[Exercise aim] Please copy all of the data below line for line, with nothing changed, added or left out.

[Records for the task]
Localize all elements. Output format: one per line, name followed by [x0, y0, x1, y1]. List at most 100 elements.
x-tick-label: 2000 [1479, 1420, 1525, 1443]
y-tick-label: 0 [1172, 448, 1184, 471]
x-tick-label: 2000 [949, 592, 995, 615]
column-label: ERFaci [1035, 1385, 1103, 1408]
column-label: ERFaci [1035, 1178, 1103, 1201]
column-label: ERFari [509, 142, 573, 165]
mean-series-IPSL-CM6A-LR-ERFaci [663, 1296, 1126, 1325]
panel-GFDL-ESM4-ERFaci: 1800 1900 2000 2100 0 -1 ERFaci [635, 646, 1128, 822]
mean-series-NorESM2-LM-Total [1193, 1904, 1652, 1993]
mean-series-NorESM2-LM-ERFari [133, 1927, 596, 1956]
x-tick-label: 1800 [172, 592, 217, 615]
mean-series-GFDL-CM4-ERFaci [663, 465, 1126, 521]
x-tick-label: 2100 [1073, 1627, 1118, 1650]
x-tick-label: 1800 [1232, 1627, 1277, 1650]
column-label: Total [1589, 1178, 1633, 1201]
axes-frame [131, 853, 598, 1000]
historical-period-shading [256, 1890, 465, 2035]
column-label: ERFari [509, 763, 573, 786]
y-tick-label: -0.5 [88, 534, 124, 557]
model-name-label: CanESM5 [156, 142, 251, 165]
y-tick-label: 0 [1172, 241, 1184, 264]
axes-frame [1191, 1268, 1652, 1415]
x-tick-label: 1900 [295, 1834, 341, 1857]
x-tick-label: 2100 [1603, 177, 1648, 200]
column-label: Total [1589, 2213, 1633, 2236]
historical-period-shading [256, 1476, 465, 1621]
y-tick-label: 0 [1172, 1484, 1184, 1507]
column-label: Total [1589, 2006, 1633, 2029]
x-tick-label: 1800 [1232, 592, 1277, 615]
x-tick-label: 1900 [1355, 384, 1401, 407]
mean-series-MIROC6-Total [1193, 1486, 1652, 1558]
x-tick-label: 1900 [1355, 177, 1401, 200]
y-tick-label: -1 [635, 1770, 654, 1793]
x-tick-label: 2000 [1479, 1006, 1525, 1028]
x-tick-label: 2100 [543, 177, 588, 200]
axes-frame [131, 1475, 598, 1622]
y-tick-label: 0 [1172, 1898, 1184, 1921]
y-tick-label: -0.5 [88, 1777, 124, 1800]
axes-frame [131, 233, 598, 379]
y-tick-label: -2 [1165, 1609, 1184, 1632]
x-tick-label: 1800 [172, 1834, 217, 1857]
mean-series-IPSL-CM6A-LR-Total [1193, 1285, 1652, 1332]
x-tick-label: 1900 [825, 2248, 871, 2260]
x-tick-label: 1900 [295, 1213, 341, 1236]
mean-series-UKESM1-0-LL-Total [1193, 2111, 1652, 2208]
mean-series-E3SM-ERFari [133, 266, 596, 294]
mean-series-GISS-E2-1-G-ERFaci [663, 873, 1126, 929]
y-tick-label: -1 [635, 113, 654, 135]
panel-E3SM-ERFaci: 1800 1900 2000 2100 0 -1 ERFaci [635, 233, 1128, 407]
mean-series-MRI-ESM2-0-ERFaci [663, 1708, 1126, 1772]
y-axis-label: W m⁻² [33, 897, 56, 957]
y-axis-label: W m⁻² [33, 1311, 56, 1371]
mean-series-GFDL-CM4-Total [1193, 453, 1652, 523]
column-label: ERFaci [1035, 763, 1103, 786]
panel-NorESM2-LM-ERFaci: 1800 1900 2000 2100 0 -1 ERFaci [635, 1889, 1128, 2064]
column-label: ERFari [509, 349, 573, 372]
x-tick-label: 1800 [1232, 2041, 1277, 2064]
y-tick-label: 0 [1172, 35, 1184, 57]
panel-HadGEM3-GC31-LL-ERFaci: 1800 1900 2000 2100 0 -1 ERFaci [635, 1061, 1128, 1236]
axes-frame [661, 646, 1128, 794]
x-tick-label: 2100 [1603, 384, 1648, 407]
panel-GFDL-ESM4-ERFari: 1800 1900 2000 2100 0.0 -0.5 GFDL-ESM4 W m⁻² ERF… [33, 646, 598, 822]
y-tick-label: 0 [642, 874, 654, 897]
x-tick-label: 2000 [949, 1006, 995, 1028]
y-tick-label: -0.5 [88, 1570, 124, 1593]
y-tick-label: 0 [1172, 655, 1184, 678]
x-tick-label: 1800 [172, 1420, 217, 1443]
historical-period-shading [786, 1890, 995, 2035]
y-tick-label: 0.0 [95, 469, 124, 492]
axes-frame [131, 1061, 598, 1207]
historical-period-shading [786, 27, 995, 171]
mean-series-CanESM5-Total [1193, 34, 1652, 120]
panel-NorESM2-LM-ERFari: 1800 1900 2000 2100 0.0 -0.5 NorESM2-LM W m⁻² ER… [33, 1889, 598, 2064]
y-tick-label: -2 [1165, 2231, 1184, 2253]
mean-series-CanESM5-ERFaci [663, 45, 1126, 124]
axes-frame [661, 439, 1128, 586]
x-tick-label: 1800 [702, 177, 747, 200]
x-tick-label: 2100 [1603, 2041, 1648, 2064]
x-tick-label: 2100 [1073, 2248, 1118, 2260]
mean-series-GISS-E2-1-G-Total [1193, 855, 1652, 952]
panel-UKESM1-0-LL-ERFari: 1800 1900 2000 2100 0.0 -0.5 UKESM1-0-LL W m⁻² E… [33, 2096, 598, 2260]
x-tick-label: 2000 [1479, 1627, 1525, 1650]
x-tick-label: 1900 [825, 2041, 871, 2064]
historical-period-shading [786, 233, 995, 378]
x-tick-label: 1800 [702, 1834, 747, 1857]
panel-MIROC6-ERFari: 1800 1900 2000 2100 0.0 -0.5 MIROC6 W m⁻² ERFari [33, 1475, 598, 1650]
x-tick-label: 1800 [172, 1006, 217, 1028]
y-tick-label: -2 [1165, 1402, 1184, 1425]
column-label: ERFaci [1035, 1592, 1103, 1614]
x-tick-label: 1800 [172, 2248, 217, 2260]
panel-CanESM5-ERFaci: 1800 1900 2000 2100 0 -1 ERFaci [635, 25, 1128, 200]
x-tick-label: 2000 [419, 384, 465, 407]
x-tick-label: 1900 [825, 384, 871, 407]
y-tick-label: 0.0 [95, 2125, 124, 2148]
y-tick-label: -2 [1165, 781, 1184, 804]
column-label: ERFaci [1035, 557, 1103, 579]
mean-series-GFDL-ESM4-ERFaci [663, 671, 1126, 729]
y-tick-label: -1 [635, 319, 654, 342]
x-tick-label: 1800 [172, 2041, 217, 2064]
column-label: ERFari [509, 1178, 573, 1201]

[The output]
Localize all elements. Output format: one per line, name followed by [x0, y0, x1, y1]. List at most 100 elements.
x-tick-label: 2000 [1479, 1420, 1525, 1443]
y-tick-label: 0 [1172, 448, 1184, 471]
x-tick-label: 2000 [949, 592, 995, 615]
column-label: ERFaci [1035, 1385, 1103, 1408]
column-label: ERFaci [1035, 1178, 1103, 1201]
column-label: ERFari [509, 142, 573, 165]
mean-series-IPSL-CM6A-LR-ERFaci [663, 1296, 1126, 1325]
panel-GFDL-ESM4-ERFaci: 1800 1900 2000 2100 0 -1 ERFaci [635, 646, 1128, 822]
mean-series-NorESM2-LM-Total [1193, 1904, 1652, 1993]
mean-series-NorESM2-LM-ERFari [133, 1927, 596, 1956]
x-tick-label: 1800 [172, 592, 217, 615]
mean-series-GFDL-CM4-ERFaci [663, 465, 1126, 521]
x-tick-label: 2100 [1073, 1627, 1118, 1650]
x-tick-label: 1800 [1232, 1627, 1277, 1650]
column-label: Total [1589, 1178, 1633, 1201]
axes-frame [131, 853, 598, 1000]
historical-period-shading [256, 1890, 465, 2035]
column-label: ERFari [509, 763, 573, 786]
y-tick-label: -0.5 [88, 534, 124, 557]
model-name-label: CanESM5 [156, 142, 251, 165]
y-tick-label: 0 [1172, 241, 1184, 264]
axes-frame [1191, 1268, 1652, 1415]
x-tick-label: 1900 [295, 1834, 341, 1857]
x-tick-label: 2100 [1603, 177, 1648, 200]
column-label: Total [1589, 2213, 1633, 2236]
historical-period-shading [256, 1476, 465, 1621]
y-tick-label: 0 [1172, 1484, 1184, 1507]
column-label: Total [1589, 2006, 1633, 2029]
x-tick-label: 1800 [1232, 592, 1277, 615]
x-tick-label: 1900 [1355, 384, 1401, 407]
mean-series-MIROC6-Total [1193, 1486, 1652, 1558]
x-tick-label: 1900 [1355, 177, 1401, 200]
y-tick-label: -1 [635, 1770, 654, 1793]
x-tick-label: 2000 [1479, 1006, 1525, 1028]
x-tick-label: 2100 [543, 177, 588, 200]
axes-frame [131, 1475, 598, 1622]
y-tick-label: 0 [1172, 1898, 1184, 1921]
y-tick-label: -0.5 [88, 1777, 124, 1800]
axes-frame [131, 233, 598, 379]
y-tick-label: -2 [1165, 1609, 1184, 1632]
x-tick-label: 1800 [172, 1834, 217, 1857]
mean-series-IPSL-CM6A-LR-Total [1193, 1285, 1652, 1332]
x-tick-label: 1900 [825, 2248, 871, 2260]
x-tick-label: 1900 [295, 1213, 341, 1236]
mean-series-UKESM1-0-LL-Total [1193, 2111, 1652, 2208]
mean-series-E3SM-ERFari [133, 266, 596, 294]
mean-series-GISS-E2-1-G-ERFaci [663, 873, 1126, 929]
y-tick-label: -1 [635, 113, 654, 135]
panel-E3SM-ERFaci: 1800 1900 2000 2100 0 -1 ERFaci [635, 233, 1128, 407]
mean-series-MRI-ESM2-0-ERFaci [663, 1708, 1126, 1772]
y-axis-label: W m⁻² [33, 897, 56, 957]
y-axis-label: W m⁻² [33, 1311, 56, 1371]
mean-series-GFDL-CM4-Total [1193, 453, 1652, 523]
column-label: ERFaci [1035, 763, 1103, 786]
panel-NorESM2-LM-ERFaci: 1800 1900 2000 2100 0 -1 ERFaci [635, 1889, 1128, 2064]
column-label: ERFari [509, 349, 573, 372]
x-tick-label: 1800 [1232, 2041, 1277, 2064]
y-tick-label: 0 [1172, 35, 1184, 57]
panel-HadGEM3-GC31-LL-ERFaci: 1800 1900 2000 2100 0 -1 ERFaci [635, 1061, 1128, 1236]
axes-frame [661, 646, 1128, 794]
x-tick-label: 2100 [1603, 384, 1648, 407]
panel-GFDL-ESM4-ERFari: 1800 1900 2000 2100 0.0 -0.5 GFDL-ESM4 W m⁻² ERF… [33, 646, 598, 822]
y-tick-label: 0 [642, 874, 654, 897]
x-tick-label: 2000 [949, 1006, 995, 1028]
y-tick-label: -0.5 [88, 1570, 124, 1593]
y-tick-label: 0 [1172, 655, 1184, 678]
x-tick-label: 1800 [172, 1420, 217, 1443]
historical-period-shading [786, 1890, 995, 2035]
y-tick-label: 0.0 [95, 469, 124, 492]
axes-frame [131, 1061, 598, 1207]
historical-period-shading [786, 27, 995, 171]
mean-series-CanESM5-Total [1193, 34, 1652, 120]
panel-NorESM2-LM-ERFari: 1800 1900 2000 2100 0.0 -0.5 NorESM2-LM W m⁻² ER… [33, 1889, 598, 2064]
y-tick-label: -2 [1165, 2231, 1184, 2253]
mean-series-CanESM5-ERFaci [663, 45, 1126, 124]
axes-frame [661, 439, 1128, 586]
x-tick-label: 1800 [702, 177, 747, 200]
x-tick-label: 2100 [1603, 2041, 1648, 2064]
x-tick-label: 2100 [1073, 2248, 1118, 2260]
mean-series-GISS-E2-1-G-Total [1193, 855, 1652, 952]
panel-UKESM1-0-LL-ERFari: 1800 1900 2000 2100 0.0 -0.5 UKESM1-0-LL W m⁻² E… [33, 2096, 598, 2260]
x-tick-label: 2000 [1479, 1627, 1525, 1650]
x-tick-label: 1900 [825, 2041, 871, 2064]
historical-period-shading [786, 233, 995, 378]
x-tick-label: 1800 [702, 1834, 747, 1857]
panel-MIROC6-ERFari: 1800 1900 2000 2100 0.0 -0.5 MIROC6 W m⁻² ERFari [33, 1475, 598, 1650]
x-tick-label: 1800 [172, 1006, 217, 1028]
y-tick-label: -2 [1165, 1402, 1184, 1425]
column-label: ERFaci [1035, 1592, 1103, 1614]
x-tick-label: 1800 [172, 2248, 217, 2260]
panel-CanESM5-ERFaci: 1800 1900 2000 2100 0 -1 ERFaci [635, 25, 1128, 200]
x-tick-label: 2000 [419, 384, 465, 407]
x-tick-label: 1900 [825, 384, 871, 407]
y-tick-label: 0.0 [95, 2125, 124, 2148]
y-tick-label: -2 [1165, 781, 1184, 804]
column-label: ERFaci [1035, 557, 1103, 579]
mean-series-GFDL-ESM4-ERFaci [663, 671, 1126, 729]
y-tick-label: -1 [635, 319, 654, 342]
x-tick-label: 1800 [172, 2041, 217, 2064]
column-label: ERFari [509, 1178, 573, 1201]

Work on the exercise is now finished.